— What you are asked to do —
Exact repetition is required: output every record in full.

[Dataset excerpt]

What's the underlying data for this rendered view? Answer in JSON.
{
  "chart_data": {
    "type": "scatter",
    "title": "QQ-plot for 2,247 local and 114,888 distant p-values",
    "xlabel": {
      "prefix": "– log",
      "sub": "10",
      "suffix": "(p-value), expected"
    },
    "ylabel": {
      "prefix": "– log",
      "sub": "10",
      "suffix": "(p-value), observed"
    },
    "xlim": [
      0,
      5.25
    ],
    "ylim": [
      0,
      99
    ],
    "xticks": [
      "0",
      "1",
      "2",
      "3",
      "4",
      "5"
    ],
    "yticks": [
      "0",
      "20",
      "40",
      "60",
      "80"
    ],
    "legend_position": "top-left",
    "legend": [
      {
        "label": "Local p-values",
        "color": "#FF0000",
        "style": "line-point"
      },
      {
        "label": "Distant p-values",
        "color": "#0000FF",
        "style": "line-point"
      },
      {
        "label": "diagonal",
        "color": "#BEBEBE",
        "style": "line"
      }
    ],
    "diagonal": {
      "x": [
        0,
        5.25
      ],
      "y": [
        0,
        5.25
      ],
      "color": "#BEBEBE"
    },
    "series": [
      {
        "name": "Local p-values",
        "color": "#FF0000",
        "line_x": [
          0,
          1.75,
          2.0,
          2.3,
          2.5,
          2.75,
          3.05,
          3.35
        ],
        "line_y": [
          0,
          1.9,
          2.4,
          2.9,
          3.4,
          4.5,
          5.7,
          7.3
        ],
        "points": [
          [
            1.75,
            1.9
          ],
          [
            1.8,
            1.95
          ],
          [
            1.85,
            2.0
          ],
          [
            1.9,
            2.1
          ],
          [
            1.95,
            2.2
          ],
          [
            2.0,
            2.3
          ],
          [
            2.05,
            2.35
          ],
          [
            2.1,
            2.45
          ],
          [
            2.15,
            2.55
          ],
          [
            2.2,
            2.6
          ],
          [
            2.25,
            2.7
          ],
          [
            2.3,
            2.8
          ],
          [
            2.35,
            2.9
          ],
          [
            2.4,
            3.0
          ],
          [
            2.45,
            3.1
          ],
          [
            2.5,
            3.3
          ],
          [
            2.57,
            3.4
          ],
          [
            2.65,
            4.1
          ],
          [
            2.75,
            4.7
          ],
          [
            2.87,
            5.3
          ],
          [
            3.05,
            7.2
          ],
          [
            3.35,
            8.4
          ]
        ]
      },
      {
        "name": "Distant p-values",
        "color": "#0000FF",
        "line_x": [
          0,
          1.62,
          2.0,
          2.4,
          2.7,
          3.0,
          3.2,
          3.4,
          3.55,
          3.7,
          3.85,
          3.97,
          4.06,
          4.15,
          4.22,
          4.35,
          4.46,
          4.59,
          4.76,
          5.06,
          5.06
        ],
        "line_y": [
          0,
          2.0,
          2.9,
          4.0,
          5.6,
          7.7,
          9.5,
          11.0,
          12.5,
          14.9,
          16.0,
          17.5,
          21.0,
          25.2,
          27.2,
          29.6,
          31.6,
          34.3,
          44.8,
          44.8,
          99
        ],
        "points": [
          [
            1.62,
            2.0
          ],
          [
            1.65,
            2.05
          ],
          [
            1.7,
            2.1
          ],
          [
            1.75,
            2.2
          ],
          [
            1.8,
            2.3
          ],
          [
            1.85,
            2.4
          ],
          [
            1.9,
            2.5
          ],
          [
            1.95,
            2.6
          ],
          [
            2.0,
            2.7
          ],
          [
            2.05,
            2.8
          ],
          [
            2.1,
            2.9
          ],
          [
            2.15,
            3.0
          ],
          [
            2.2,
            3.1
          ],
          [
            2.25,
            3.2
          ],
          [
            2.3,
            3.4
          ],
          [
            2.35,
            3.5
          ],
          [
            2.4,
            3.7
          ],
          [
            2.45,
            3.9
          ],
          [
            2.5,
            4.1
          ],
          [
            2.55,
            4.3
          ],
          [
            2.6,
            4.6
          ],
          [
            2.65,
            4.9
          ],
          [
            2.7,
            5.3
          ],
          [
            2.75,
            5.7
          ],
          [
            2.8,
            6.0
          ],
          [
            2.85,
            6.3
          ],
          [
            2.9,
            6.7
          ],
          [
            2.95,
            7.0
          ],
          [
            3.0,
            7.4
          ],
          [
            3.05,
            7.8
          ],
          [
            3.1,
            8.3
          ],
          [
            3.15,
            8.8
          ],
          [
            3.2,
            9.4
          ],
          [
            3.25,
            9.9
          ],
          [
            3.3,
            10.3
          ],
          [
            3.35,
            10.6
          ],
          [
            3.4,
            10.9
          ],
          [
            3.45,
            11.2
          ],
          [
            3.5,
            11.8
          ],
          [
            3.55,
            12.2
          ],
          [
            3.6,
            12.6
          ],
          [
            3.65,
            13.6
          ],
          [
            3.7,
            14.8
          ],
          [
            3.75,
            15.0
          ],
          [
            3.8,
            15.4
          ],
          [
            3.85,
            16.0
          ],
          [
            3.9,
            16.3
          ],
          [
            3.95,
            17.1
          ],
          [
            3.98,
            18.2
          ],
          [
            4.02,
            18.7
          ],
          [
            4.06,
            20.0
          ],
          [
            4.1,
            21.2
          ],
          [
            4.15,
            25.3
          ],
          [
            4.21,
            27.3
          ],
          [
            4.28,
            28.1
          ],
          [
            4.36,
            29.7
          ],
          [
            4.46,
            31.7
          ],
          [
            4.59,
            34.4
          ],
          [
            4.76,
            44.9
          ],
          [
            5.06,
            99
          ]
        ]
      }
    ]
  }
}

— Answer to this problem —
What's the underlying data for this rendered view? Answer in JSON.
{
  "chart_data": {
    "type": "scatter",
    "title": "QQ-plot for 2,247 local and 114,888 distant p-values",
    "xlabel": {
      "prefix": "– log",
      "sub": "10",
      "suffix": "(p-value), expected"
    },
    "ylabel": {
      "prefix": "– log",
      "sub": "10",
      "suffix": "(p-value), observed"
    },
    "xlim": [
      0,
      5.25
    ],
    "ylim": [
      0,
      99
    ],
    "xticks": [
      "0",
      "1",
      "2",
      "3",
      "4",
      "5"
    ],
    "yticks": [
      "0",
      "20",
      "40",
      "60",
      "80"
    ],
    "legend_position": "top-left",
    "legend": [
      {
        "label": "Local p-values",
        "color": "#FF0000",
        "style": "line-point"
      },
      {
        "label": "Distant p-values",
        "color": "#0000FF",
        "style": "line-point"
      },
      {
        "label": "diagonal",
        "color": "#BEBEBE",
        "style": "line"
      }
    ],
    "diagonal": {
      "x": [
        0,
        5.25
      ],
      "y": [
        0,
        5.25
      ],
      "color": "#BEBEBE"
    },
    "series": [
      {
        "name": "Local p-values",
        "color": "#FF0000",
        "line_x": [
          0,
          1.75,
          2.0,
          2.3,
          2.5,
          2.75,
          3.05,
          3.35
        ],
        "line_y": [
          0,
          1.9,
          2.4,
          2.9,
          3.4,
          4.5,
          5.7,
          7.3
        ],
        "points": [
          [
            1.75,
            1.9
          ],
          [
            1.8,
            1.95
          ],
          [
            1.85,
            2.0
          ],
          [
            1.9,
            2.1
          ],
          [
            1.95,
            2.2
          ],
          [
            2.0,
            2.3
          ],
          [
            2.05,
            2.35
          ],
          [
            2.1,
            2.45
          ],
          [
            2.15,
            2.55
          ],
          [
            2.2,
            2.6
          ],
          [
            2.25,
            2.7
          ],
          [
            2.3,
            2.8
          ],
          [
            2.35,
            2.9
          ],
          [
            2.4,
            3.0
          ],
          [
            2.45,
            3.1
          ],
          [
            2.5,
            3.3
          ],
          [
            2.57,
            3.4
          ],
          [
            2.65,
            4.1
          ],
          [
            2.75,
            4.7
          ],
          [
            2.87,
            5.3
          ],
          [
            3.05,
            7.2
          ],
          [
            3.35,
            8.4
          ]
        ]
      },
      {
        "name": "Distant p-values",
        "color": "#0000FF",
        "line_x": [
          0,
          1.62,
          2.0,
          2.4,
          2.7,
          3.0,
          3.2,
          3.4,
          3.55,
          3.7,
          3.85,
          3.97,
          4.06,
          4.15,
          4.22,
          4.35,
          4.46,
          4.59,
          4.76,
          5.06,
          5.06
        ],
        "line_y": [
          0,
          2.0,
          2.9,
          4.0,
          5.6,
          7.7,
          9.5,
          11.0,
          12.5,
          14.9,
          16.0,
          17.5,
          21.0,
          25.2,
          27.2,
          29.6,
          31.6,
          34.3,
          44.8,
          44.8,
          99
        ],
        "points": [
          [
            1.62,
            2.0
          ],
          [
            1.65,
            2.05
          ],
          [
            1.7,
            2.1
          ],
          [
            1.75,
            2.2
          ],
          [
            1.8,
            2.3
          ],
          [
            1.85,
            2.4
          ],
          [
            1.9,
            2.5
          ],
          [
            1.95,
            2.6
          ],
          [
            2.0,
            2.7
          ],
          [
            2.05,
            2.8
          ],
          [
            2.1,
            2.9
          ],
          [
            2.15,
            3.0
          ],
          [
            2.2,
            3.1
          ],
          [
            2.25,
            3.2
          ],
          [
            2.3,
            3.4
          ],
          [
            2.35,
            3.5
          ],
          [
            2.4,
            3.7
          ],
          [
            2.45,
            3.9
          ],
          [
            2.5,
            4.1
          ],
          [
            2.55,
            4.3
          ],
          [
            2.6,
            4.6
          ],
          [
            2.65,
            4.9
          ],
          [
            2.7,
            5.3
          ],
          [
            2.75,
            5.7
          ],
          [
            2.8,
            6.0
          ],
          [
            2.85,
            6.3
          ],
          [
            2.9,
            6.7
          ],
          [
            2.95,
            7.0
          ],
          [
            3.0,
            7.4
          ],
          [
            3.05,
            7.8
          ],
          [
            3.1,
            8.3
          ],
          [
            3.15,
            8.8
          ],
          [
            3.2,
            9.4
          ],
          [
            3.25,
            9.9
          ],
          [
            3.3,
            10.3
          ],
          [
            3.35,
            10.6
          ],
          [
            3.4,
            10.9
          ],
          [
            3.45,
            11.2
          ],
          [
            3.5,
            11.8
          ],
          [
            3.55,
            12.2
          ],
          [
            3.6,
            12.6
          ],
          [
            3.65,
            13.6
          ],
          [
            3.7,
            14.8
          ],
          [
            3.75,
            15.0
          ],
          [
            3.8,
            15.4
          ],
          [
            3.85,
            16.0
          ],
          [
            3.9,
            16.3
          ],
          [
            3.95,
            17.1
          ],
          [
            3.98,
            18.2
          ],
          [
            4.02,
            18.7
          ],
          [
            4.06,
            20.0
          ],
          [
            4.1,
            21.2
          ],
          [
            4.15,
            25.3
          ],
          [
            4.21,
            27.3
          ],
          [
            4.28,
            28.1
          ],
          [
            4.36,
            29.7
          ],
          [
            4.46,
            31.7
          ],
          [
            4.59,
            34.4
          ],
          [
            4.76,
            44.9
          ],
          [
            5.06,
            99
          ]
        ]
      }
    ]
  }
}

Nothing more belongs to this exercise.